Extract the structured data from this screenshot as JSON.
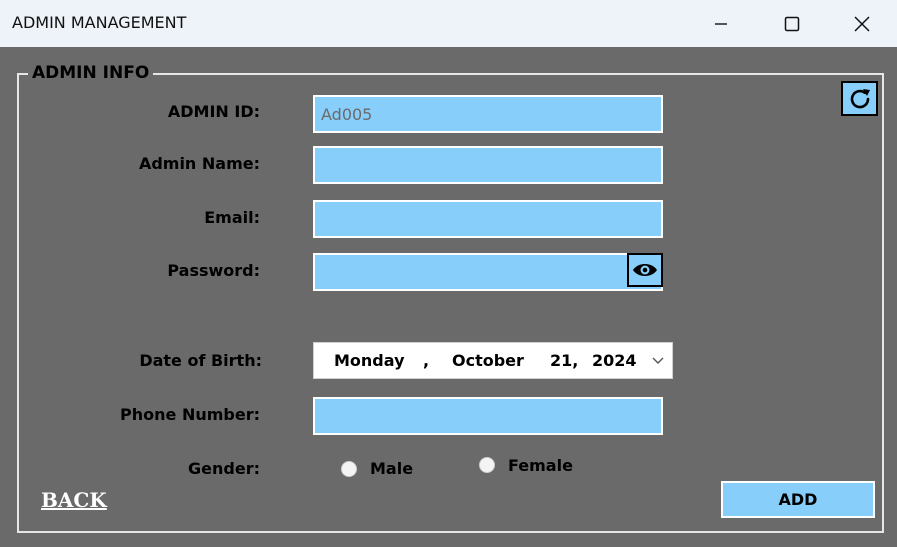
{
  "window": {
    "title": "ADMIN MANAGEMENT"
  },
  "titlebar": {
    "minimize_icon": "minimize-icon",
    "maximize_icon": "maximize-icon",
    "close_icon": "close-icon"
  },
  "group": {
    "legend": "ADMIN INFO"
  },
  "form": {
    "admin_id_label": "ADMIN ID:",
    "admin_id_value": "Ad005",
    "admin_name_label": "Admin Name:",
    "admin_name_value": "",
    "email_label": "Email:",
    "email_value": "",
    "password_label": "Password:",
    "password_value": "",
    "dob_label": "Date of Birth:",
    "dob": {
      "day_name": "Monday",
      "sep": ",",
      "month": "October",
      "day": "21,",
      "year": "2024"
    },
    "phone_label": "Phone Number:",
    "phone_value": "",
    "gender_label": "Gender:",
    "gender_options": [
      "Male",
      "Female"
    ]
  },
  "actions": {
    "back_label": "BACK",
    "add_label": "ADD"
  },
  "colors": {
    "field_bg": "#87cefa",
    "client_bg": "#6a6a6a",
    "titlebar_bg": "#eef3f9"
  },
  "icons": {
    "eye": "eye-icon",
    "refresh": "refresh-icon"
  }
}
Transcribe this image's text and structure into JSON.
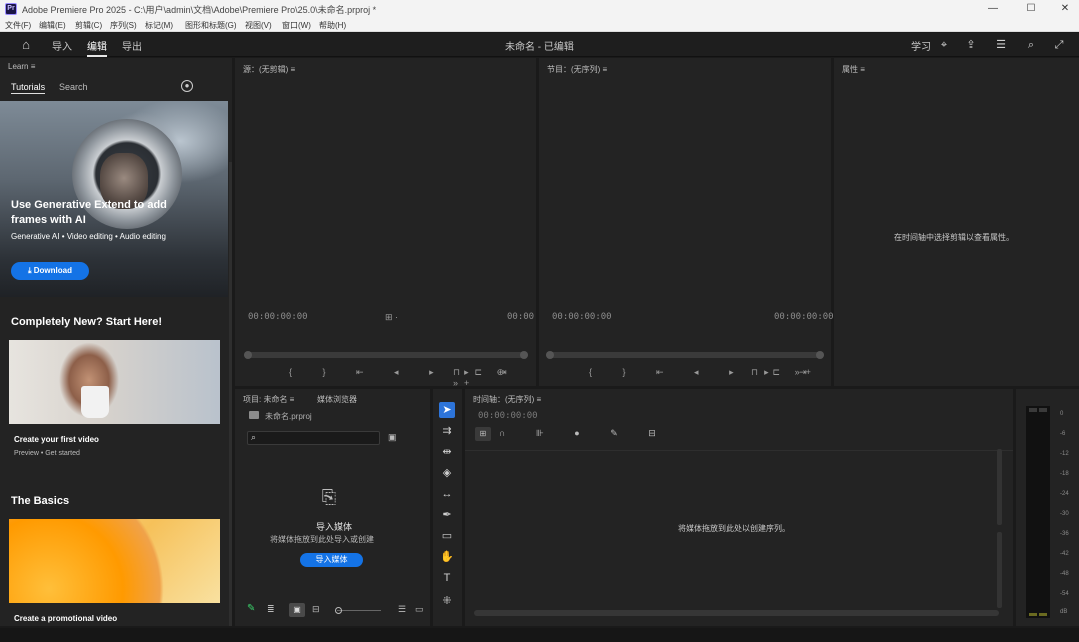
{
  "window": {
    "title": "Adobe Premiere Pro 2025 - C:\\用户\\admin\\文档\\Adobe\\Premiere Pro\\25.0\\未命名.prproj *",
    "app_icon": "Pr",
    "minimize": "—",
    "maximize": "☐",
    "close": "✕"
  },
  "menu": [
    "文件(F)",
    "编辑(E)",
    "剪辑(C)",
    "序列(S)",
    "标记(M)",
    "图形和标题(G)",
    "视图(V)",
    "窗口(W)",
    "帮助(H)"
  ],
  "header": {
    "tabs": [
      "导入",
      "编辑",
      "导出"
    ],
    "active_tab": "编辑",
    "center_title": "未命名 - 已编辑",
    "right_text": "学习"
  },
  "learn": {
    "panel_title": "Learn",
    "tabs": [
      "Tutorials",
      "Search"
    ],
    "hero": {
      "title": "Use Generative Extend to add frames with AI",
      "subtitle": "Generative AI  •  Video editing  •  Audio editing",
      "button": "Download"
    },
    "section1": "Completely New? Start Here!",
    "card1": {
      "caption": "Create your first video",
      "sub": "Preview  •  Get started"
    },
    "section2": "The Basics",
    "card2": {
      "caption": "Create a promotional video"
    }
  },
  "source_monitor": {
    "title": "源：(无剪辑)",
    "timecode_left": "00:00:00:00",
    "timecode_right": "00:00"
  },
  "program_monitor": {
    "title": "节目：(无序列)",
    "timecode_left": "00:00:00:00",
    "timecode_right": "00:00:00:00"
  },
  "properties": {
    "title": "属性",
    "message": "在时间轴中选择剪辑以查看属性。"
  },
  "project": {
    "title": "项目: 未命名",
    "tab2": "媒体浏览器",
    "file": "未命名.prproj",
    "import_title": "导入媒体",
    "import_sub": "将媒体拖放到此处导入或创建",
    "import_button": "导入媒体"
  },
  "timeline": {
    "title": "时间轴：(无序列)",
    "timecode": "00:00:00:00",
    "message": "将媒体拖放到此处以创建序列。"
  },
  "meter": {
    "labels": [
      "0",
      "-6",
      "-12",
      "-18",
      "-24",
      "-30",
      "-36",
      "-42",
      "-48",
      "-54",
      "dB"
    ]
  }
}
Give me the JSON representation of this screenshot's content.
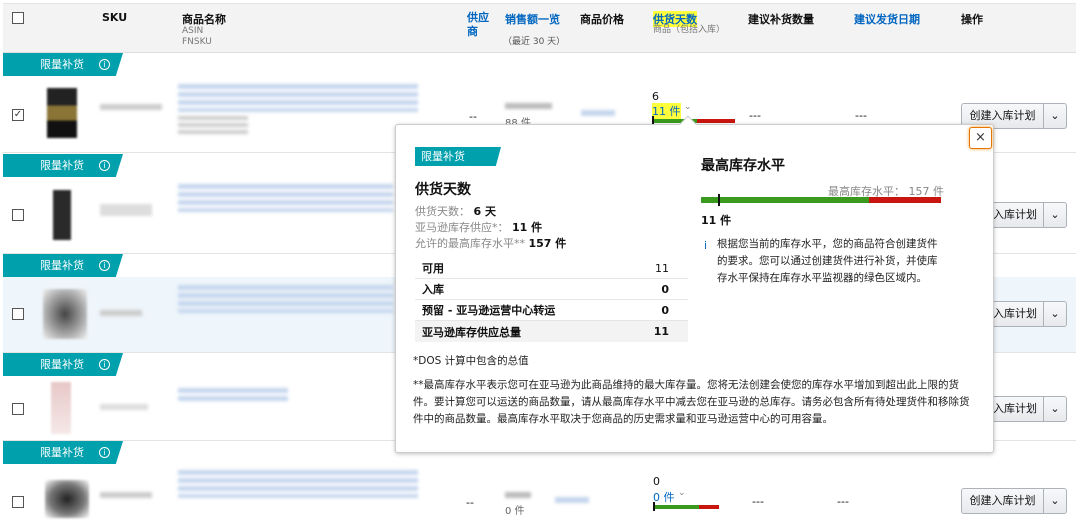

What you need to do> Write out all the records again, exactly, minus any pictures.

Result of this exercise>
Extract the structured data from this screenshot as JSON.
{
  "window": {
    "title": "ADMIN MANAGEMENT"
  },
  "titlebar": {
    "minimize_icon": "minimize-icon",
    "maximize_icon": "maximize-icon",
    "close_icon": "close-icon"
  },
  "group": {
    "legend": "ADMIN INFO"
  },
  "form": {
    "admin_id_label": "ADMIN ID:",
    "admin_id_value": "Ad005",
    "admin_name_label": "Admin Name:",
    "admin_name_value": "",
    "email_label": "Email:",
    "email_value": "",
    "password_label": "Password:",
    "password_value": "",
    "dob_label": "Date of Birth:",
    "dob": {
      "day_name": "Monday",
      "sep": ",",
      "month": "October",
      "day": "21,",
      "year": "2024"
    },
    "phone_label": "Phone Number:",
    "phone_value": "",
    "gender_label": "Gender:",
    "gender_options": [
      "Male",
      "Female"
    ]
  },
  "actions": {
    "back_label": "BACK",
    "add_label": "ADD"
  },
  "colors": {
    "field_bg": "#87cefa",
    "client_bg": "#6a6a6a",
    "titlebar_bg": "#eef3f9"
  },
  "icons": {
    "eye": "eye-icon",
    "refresh": "refresh-icon"
  }
}
Transcribe this image's text and structure into JSON.
{
  "window": {
    "title": "Adobe Premiere Pro 2025 - C:\\用户\\admin\\文档\\Adobe\\Premiere Pro\\25.0\\未命名.prproj *",
    "app_icon": "Pr",
    "minimize": "—",
    "maximize": "☐",
    "close": "✕"
  },
  "menu": [
    "文件(F)",
    "编辑(E)",
    "剪辑(C)",
    "序列(S)",
    "标记(M)",
    "图形和标题(G)",
    "视图(V)",
    "窗口(W)",
    "帮助(H)"
  ],
  "header": {
    "tabs": [
      "导入",
      "编辑",
      "导出"
    ],
    "active_tab": "编辑",
    "center_title": "未命名 - 已编辑",
    "right_text": "学习"
  },
  "learn": {
    "panel_title": "Learn",
    "tabs": [
      "Tutorials",
      "Search"
    ],
    "hero": {
      "title": "Use Generative Extend to add frames with AI",
      "subtitle": "Generative AI  •  Video editing  •  Audio editing",
      "button": "Download"
    },
    "section1": "Completely New? Start Here!",
    "card1": {
      "caption": "Create your first video",
      "sub": "Preview  •  Get started"
    },
    "section2": "The Basics",
    "card2": {
      "caption": "Create a promotional video"
    }
  },
  "source_monitor": {
    "title": "源：(无剪辑)",
    "timecode_left": "00:00:00:00",
    "timecode_right": "00:00"
  },
  "program_monitor": {
    "title": "节目：(无序列)",
    "timecode_left": "00:00:00:00",
    "timecode_right": "00:00:00:00"
  },
  "properties": {
    "title": "属性",
    "message": "在时间轴中选择剪辑以查看属性。"
  },
  "project": {
    "title": "项目: 未命名",
    "tab2": "媒体浏览器",
    "file": "未命名.prproj",
    "import_title": "导入媒体",
    "import_sub": "将媒体拖放到此处导入或创建",
    "import_button": "导入媒体"
  },
  "timeline": {
    "title": "时间轴：(无序列)",
    "timecode": "00:00:00:00",
    "message": "将媒体拖放到此处以创建序列。"
  },
  "meter": {
    "labels": [
      "0",
      "-6",
      "-12",
      "-18",
      "-24",
      "-30",
      "-36",
      "-42",
      "-48",
      "-54",
      "dB"
    ]
  }
}
Give me the JSON representation of this screenshot's content.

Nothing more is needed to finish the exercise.